**TASK REQUIREMENTS:**
Filter the records below down to lines containing "count".

**RECORDS PROVIDED:**
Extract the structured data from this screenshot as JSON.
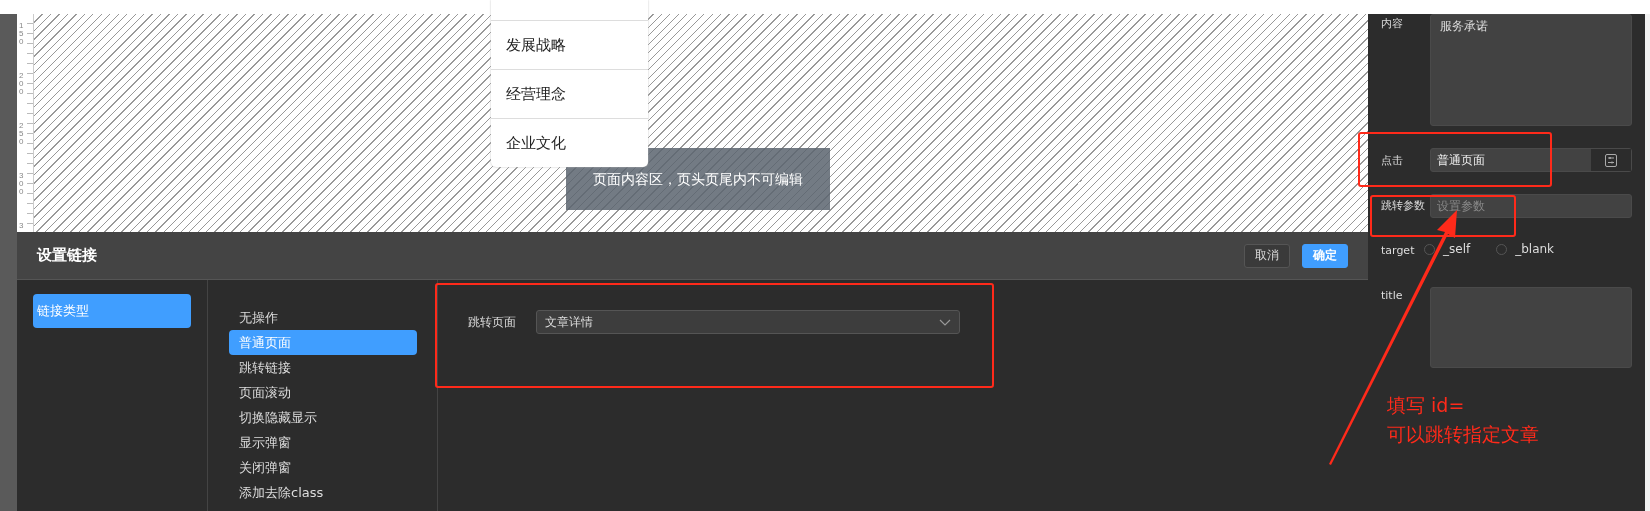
{
  "ruler": {
    "labels": [
      "150",
      "200",
      "250",
      "300",
      "3"
    ]
  },
  "canvas": {
    "menu_items": [
      "发展战略",
      "经营理念",
      "企业文化"
    ],
    "notice": "页面内容区，页头页尾内不可编辑"
  },
  "dialog": {
    "title": "设置链接",
    "buttons": [
      {
        "label": "取消",
        "kind": "plain"
      },
      {
        "label": "确定",
        "kind": "primary"
      }
    ],
    "categories": [
      {
        "label": "链接类型",
        "selected": true
      }
    ],
    "link_types": [
      {
        "label": "无操作",
        "selected": false
      },
      {
        "label": "普通页面",
        "selected": true
      },
      {
        "label": "跳转链接",
        "selected": false
      },
      {
        "label": "页面滚动",
        "selected": false
      },
      {
        "label": "切换隐藏显示",
        "selected": false
      },
      {
        "label": "显示弹窗",
        "selected": false
      },
      {
        "label": "关闭弹窗",
        "selected": false
      },
      {
        "label": "添加去除class",
        "selected": false
      }
    ],
    "field": {
      "label": "跳转页面",
      "value": "文章详情"
    }
  },
  "panel": {
    "content": {
      "label": "内容",
      "value": "服务承诺"
    },
    "click": {
      "label": "点击",
      "value": "普通页面"
    },
    "params": {
      "label": "跳转参数",
      "placeholder": "设置参数"
    },
    "target": {
      "label": "target",
      "options": [
        {
          "label": "_self",
          "selected": false
        },
        {
          "label": "_blank",
          "selected": false
        }
      ]
    },
    "title": {
      "label": "title"
    }
  },
  "annotation": {
    "lines": [
      "填写 id=",
      "可以跳转指定文章"
    ]
  }
}
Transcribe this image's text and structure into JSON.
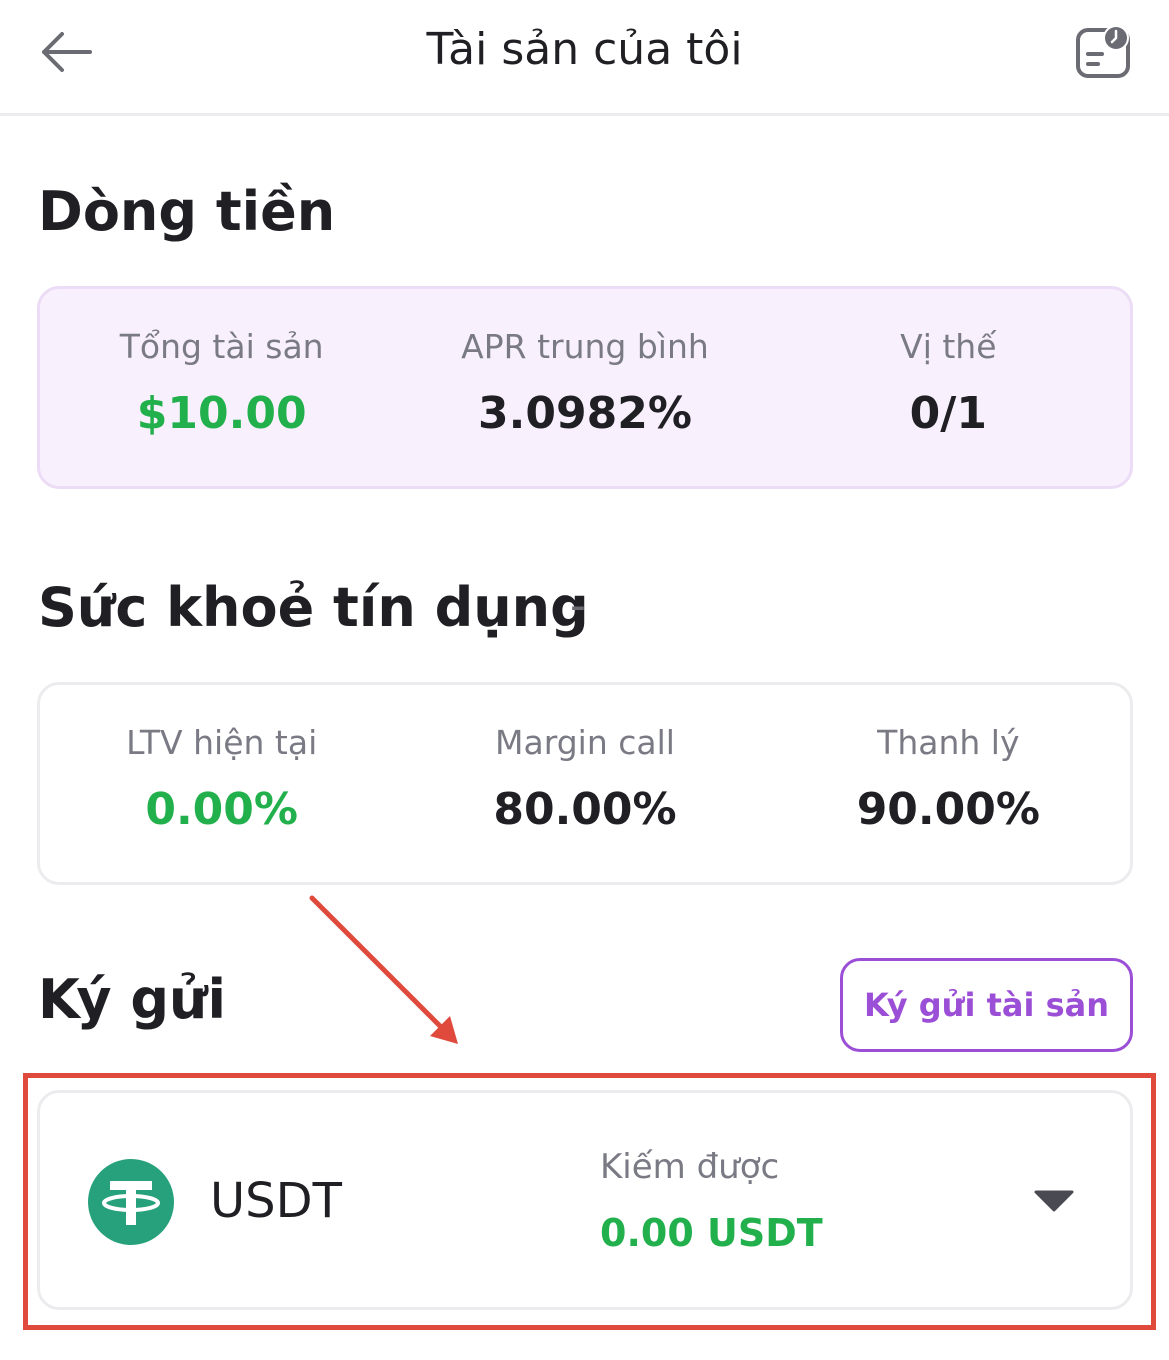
{
  "header": {
    "title": "Tài sản của tôi"
  },
  "cashflow": {
    "title": "Dòng tiền",
    "stats": [
      {
        "label": "Tổng tài sản",
        "value": "$10.00"
      },
      {
        "label": "APR trung bình",
        "value": "3.0982%"
      },
      {
        "label": "Vị thế",
        "value": "0/1"
      }
    ]
  },
  "credit_health": {
    "title": "Sức khoẻ tín dụng",
    "status": "-",
    "stats": [
      {
        "label": "LTV hiện tại",
        "value": "0.00%"
      },
      {
        "label": "Margin call",
        "value": "80.00%"
      },
      {
        "label": "Thanh lý",
        "value": "90.00%"
      }
    ]
  },
  "deposit": {
    "title": "Ký gửi",
    "button_label": "Ký gửi tài sản",
    "assets": [
      {
        "symbol": "USDT",
        "icon": "tether-icon",
        "earned_label": "Kiếm được",
        "earned_value": "0.00 USDT"
      }
    ]
  },
  "colors": {
    "accent_purple": "#9b4fd6",
    "positive_green": "#22b04c",
    "annotation_red": "#e04a3c",
    "tether_green": "#26a17b"
  }
}
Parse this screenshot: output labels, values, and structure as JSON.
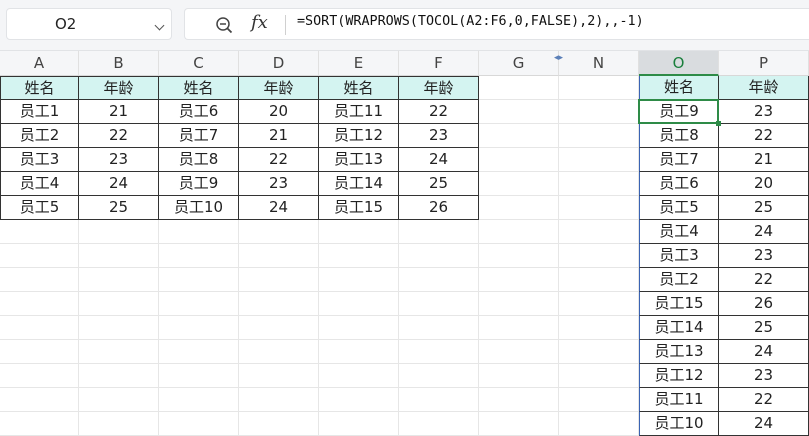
{
  "name_box": {
    "value": "O2"
  },
  "formula_bar": {
    "fx_label": "fx",
    "formula": "=SORT(WRAPROWS(TOCOL(A2:F6,0,FALSE),2),,-1)"
  },
  "grid": {
    "columns": [
      "A",
      "B",
      "C",
      "D",
      "E",
      "F",
      "G",
      "N",
      "O",
      "P"
    ],
    "selected_column": "O",
    "hidden_columns_marker": "◂▸",
    "active_cell": "O2",
    "source_table": [
      [
        "姓名",
        "年龄",
        "姓名",
        "年龄",
        "姓名",
        "年龄"
      ],
      [
        "员工1",
        "21",
        "员工6",
        "20",
        "员工11",
        "22"
      ],
      [
        "员工2",
        "22",
        "员工7",
        "21",
        "员工12",
        "23"
      ],
      [
        "员工3",
        "23",
        "员工8",
        "22",
        "员工13",
        "24"
      ],
      [
        "员工4",
        "24",
        "员工9",
        "23",
        "员工14",
        "25"
      ],
      [
        "员工5",
        "25",
        "员工10",
        "24",
        "员工15",
        "26"
      ]
    ],
    "result_table": [
      [
        "姓名",
        "年龄"
      ],
      [
        "员工9",
        "23"
      ],
      [
        "员工8",
        "22"
      ],
      [
        "员工7",
        "21"
      ],
      [
        "员工6",
        "20"
      ],
      [
        "员工5",
        "25"
      ],
      [
        "员工4",
        "24"
      ],
      [
        "员工3",
        "23"
      ],
      [
        "员工2",
        "22"
      ],
      [
        "员工15",
        "26"
      ],
      [
        "员工14",
        "25"
      ],
      [
        "员工13",
        "24"
      ],
      [
        "员工12",
        "23"
      ],
      [
        "员工11",
        "22"
      ],
      [
        "员工10",
        "24"
      ]
    ]
  },
  "colors": {
    "header_fill": "#d4f4f1",
    "selection_green": "#2e8b47",
    "spill_border": "#3a64b4"
  }
}
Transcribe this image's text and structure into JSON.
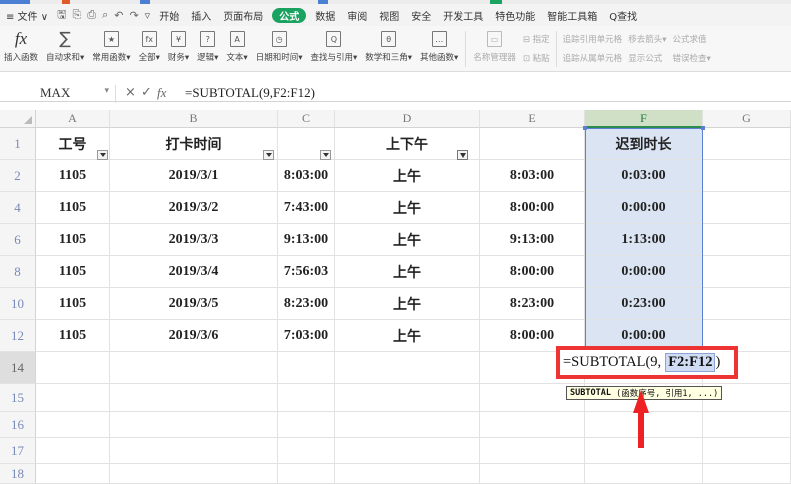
{
  "colors": {
    "accent_green": "#1aa260",
    "highlight_red": "#e33333",
    "selection_blue": "#dbe4f3",
    "row_header_blue": "#7a8ab8"
  },
  "menubar": {
    "items": [
      {
        "label": "≡ 文件 ∨"
      },
      {
        "label": "开始"
      },
      {
        "label": "插入"
      },
      {
        "label": "页面布局"
      },
      {
        "label": "公式",
        "active": true
      },
      {
        "label": "数据"
      },
      {
        "label": "审阅"
      },
      {
        "label": "视图"
      },
      {
        "label": "安全"
      },
      {
        "label": "开发工具"
      },
      {
        "label": "特色功能"
      },
      {
        "label": "智能工具箱"
      },
      {
        "label": "Q查找"
      }
    ]
  },
  "ribbon": {
    "buttons": [
      {
        "icon": "fx",
        "label": "插入函数"
      },
      {
        "icon": "∑",
        "label": "自动求和▾"
      },
      {
        "icon": "★",
        "label": "常用函数▾"
      },
      {
        "icon": "fx",
        "label": "全部▾"
      },
      {
        "icon": "¥",
        "label": "财务▾"
      },
      {
        "icon": "?",
        "label": "逻辑▾"
      },
      {
        "icon": "A",
        "label": "文本▾"
      },
      {
        "icon": "◷",
        "label": "日期和时间▾"
      },
      {
        "icon": "Q",
        "label": "查找与引用▾"
      },
      {
        "icon": "θ",
        "label": "数学和三角▾"
      },
      {
        "icon": "…",
        "label": "其他函数▾"
      }
    ],
    "dim_buttons": [
      {
        "icon": "▭",
        "label": "名称管理器"
      }
    ],
    "dim_small": [
      {
        "top": "⊟ 指定",
        "bottom": "⊡ 粘贴"
      },
      {
        "top": "追踪引用单元格",
        "bottom": "追踪从属单元格"
      },
      {
        "top": "移去箭头▾",
        "bottom": "显示公式"
      },
      {
        "top": "公式求值",
        "bottom": "错误检查▾"
      }
    ]
  },
  "formula_bar": {
    "name_box": "MAX",
    "cancel": "×",
    "confirm": "✓",
    "fx": "fx",
    "formula": "=SUBTOTAL(9,F2:F12)"
  },
  "sheet": {
    "columns": [
      "A",
      "B",
      "C",
      "D",
      "E",
      "F",
      "G"
    ],
    "header_row": {
      "row": "1",
      "cells": [
        "工号",
        "打卡时间",
        "",
        "上下午",
        "",
        "迟到时长",
        ""
      ]
    },
    "rows": [
      {
        "row": "2",
        "cells": [
          "1105",
          "2019/3/1",
          "8:03:00",
          "上午",
          "8:03:00",
          "0:03:00",
          ""
        ]
      },
      {
        "row": "4",
        "cells": [
          "1105",
          "2019/3/2",
          "7:43:00",
          "上午",
          "8:00:00",
          "0:00:00",
          ""
        ]
      },
      {
        "row": "6",
        "cells": [
          "1105",
          "2019/3/3",
          "9:13:00",
          "上午",
          "9:13:00",
          "1:13:00",
          ""
        ]
      },
      {
        "row": "8",
        "cells": [
          "1105",
          "2019/3/4",
          "7:56:03",
          "上午",
          "8:00:00",
          "0:00:00",
          ""
        ]
      },
      {
        "row": "10",
        "cells": [
          "1105",
          "2019/3/5",
          "8:23:00",
          "上午",
          "8:23:00",
          "0:23:00",
          ""
        ]
      },
      {
        "row": "12",
        "cells": [
          "1105",
          "2019/3/6",
          "7:03:00",
          "上午",
          "8:00:00",
          "0:00:00",
          ""
        ]
      }
    ],
    "empty_rows": [
      "14",
      "15",
      "16",
      "17",
      "18"
    ],
    "editing": {
      "prefix": "=SUBTOTAL(9, ",
      "ref": "F2:F12",
      "suffix": " )",
      "tooltip_fn": "SUBTOTAL",
      "tooltip_args": "(函数序号, 引用1, ...)"
    }
  }
}
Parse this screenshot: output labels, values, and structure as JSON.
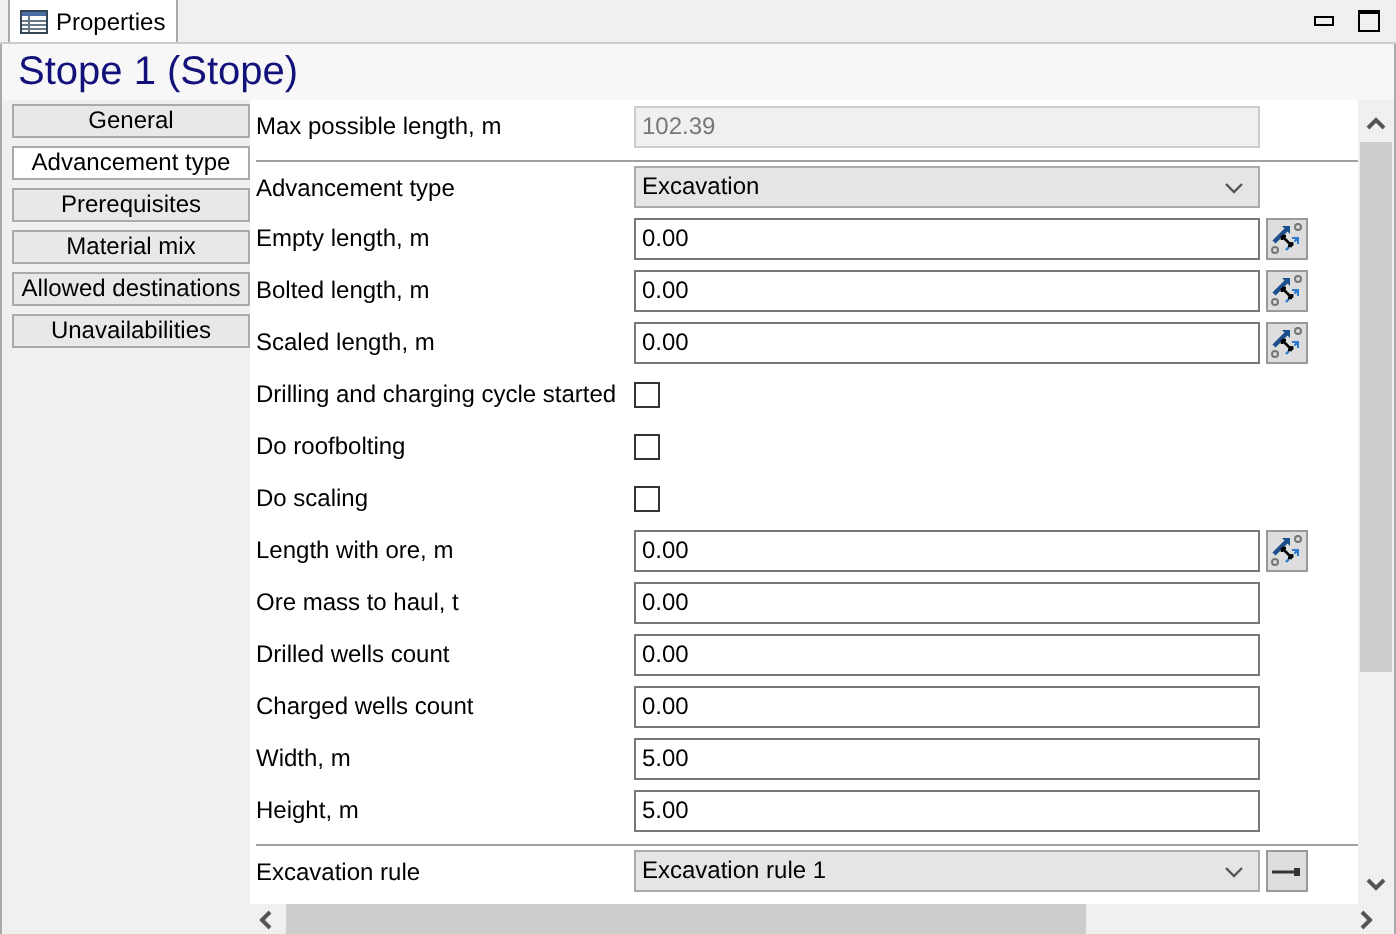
{
  "panel_tab": {
    "label": "Properties"
  },
  "title": "Stope 1 (Stope)",
  "nav": [
    {
      "label": "General",
      "selected": false
    },
    {
      "label": "Advancement type",
      "selected": true
    },
    {
      "label": "Prerequisites",
      "selected": false
    },
    {
      "label": "Material mix",
      "selected": false
    },
    {
      "label": "Allowed destinations",
      "selected": false
    },
    {
      "label": "Unavailabilities",
      "selected": false
    }
  ],
  "rows": [
    {
      "kind": "readonly",
      "label": "Max possible length, m",
      "value": "102.39"
    },
    {
      "kind": "select",
      "label": "Advancement type",
      "value": "Excavation",
      "separator_before": true
    },
    {
      "kind": "text",
      "label": "Empty length, m",
      "value": "0.00",
      "transform_button": true
    },
    {
      "kind": "text",
      "label": "Bolted length, m",
      "value": "0.00",
      "transform_button": true
    },
    {
      "kind": "text",
      "label": "Scaled length, m",
      "value": "0.00",
      "transform_button": true
    },
    {
      "kind": "checkbox",
      "label": "Drilling and charging cycle started",
      "checked": false
    },
    {
      "kind": "checkbox",
      "label": "Do roofbolting",
      "checked": false
    },
    {
      "kind": "checkbox",
      "label": "Do scaling",
      "checked": false
    },
    {
      "kind": "text",
      "label": "Length with ore, m",
      "value": "0.00",
      "transform_button": true
    },
    {
      "kind": "text",
      "label": "Ore mass to haul, t",
      "value": "0.00"
    },
    {
      "kind": "text",
      "label": "Drilled wells count",
      "value": "0.00"
    },
    {
      "kind": "text",
      "label": "Charged wells count",
      "value": "0.00"
    },
    {
      "kind": "text",
      "label": "Width, m",
      "value": "5.00"
    },
    {
      "kind": "text",
      "label": "Height, m",
      "value": "5.00"
    },
    {
      "kind": "select",
      "label": "Excavation rule",
      "value": "Excavation rule 1",
      "separator_before": true,
      "goto_button": true
    }
  ]
}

**ANSWER TO THIS PROBLEM:**
      "label": "Drilled wells count",
      "label": "Charged wells count",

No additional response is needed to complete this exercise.